▸ **WHAT IS REQUIRED**: Below are some records. Copy every line in them that holds "Ihnen".

▸ **RECORDS**:
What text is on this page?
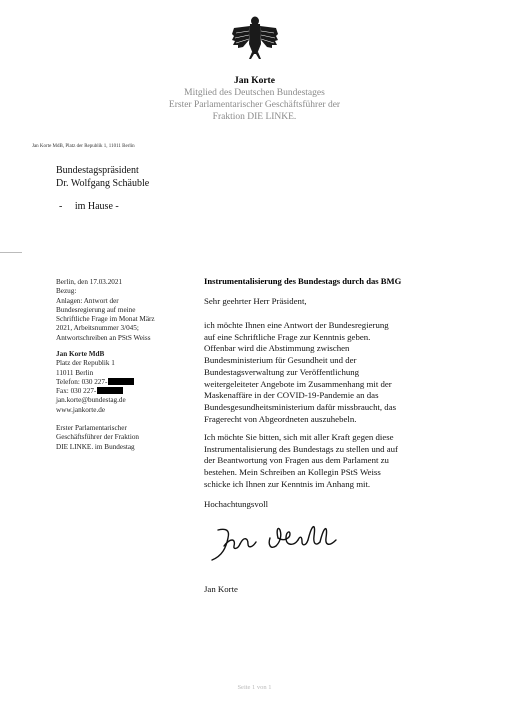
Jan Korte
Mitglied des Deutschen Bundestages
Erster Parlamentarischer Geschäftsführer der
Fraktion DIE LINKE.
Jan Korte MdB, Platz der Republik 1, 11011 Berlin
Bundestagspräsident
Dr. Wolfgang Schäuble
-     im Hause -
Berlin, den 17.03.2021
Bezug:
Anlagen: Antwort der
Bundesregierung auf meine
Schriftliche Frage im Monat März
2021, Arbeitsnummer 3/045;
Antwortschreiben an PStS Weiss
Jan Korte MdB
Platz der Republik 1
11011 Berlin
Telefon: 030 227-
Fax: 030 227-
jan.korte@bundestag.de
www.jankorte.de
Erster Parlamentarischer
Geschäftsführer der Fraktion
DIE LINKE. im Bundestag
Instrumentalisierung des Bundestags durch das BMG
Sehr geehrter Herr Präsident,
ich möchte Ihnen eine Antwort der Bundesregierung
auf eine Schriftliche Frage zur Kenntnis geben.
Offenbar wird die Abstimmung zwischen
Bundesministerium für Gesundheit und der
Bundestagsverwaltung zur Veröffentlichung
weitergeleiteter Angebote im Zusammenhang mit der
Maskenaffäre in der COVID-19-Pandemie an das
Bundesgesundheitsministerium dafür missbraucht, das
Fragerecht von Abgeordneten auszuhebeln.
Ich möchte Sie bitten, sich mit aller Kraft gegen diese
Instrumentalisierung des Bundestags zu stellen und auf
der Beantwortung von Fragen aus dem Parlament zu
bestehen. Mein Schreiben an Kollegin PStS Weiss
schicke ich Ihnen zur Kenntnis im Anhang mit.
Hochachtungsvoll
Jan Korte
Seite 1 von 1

▸ **FINISHED EXERCISE**:
ich möchte Ihnen eine Antwort der Bundesregierung
schicke ich Ihnen zur Kenntnis im Anhang mit.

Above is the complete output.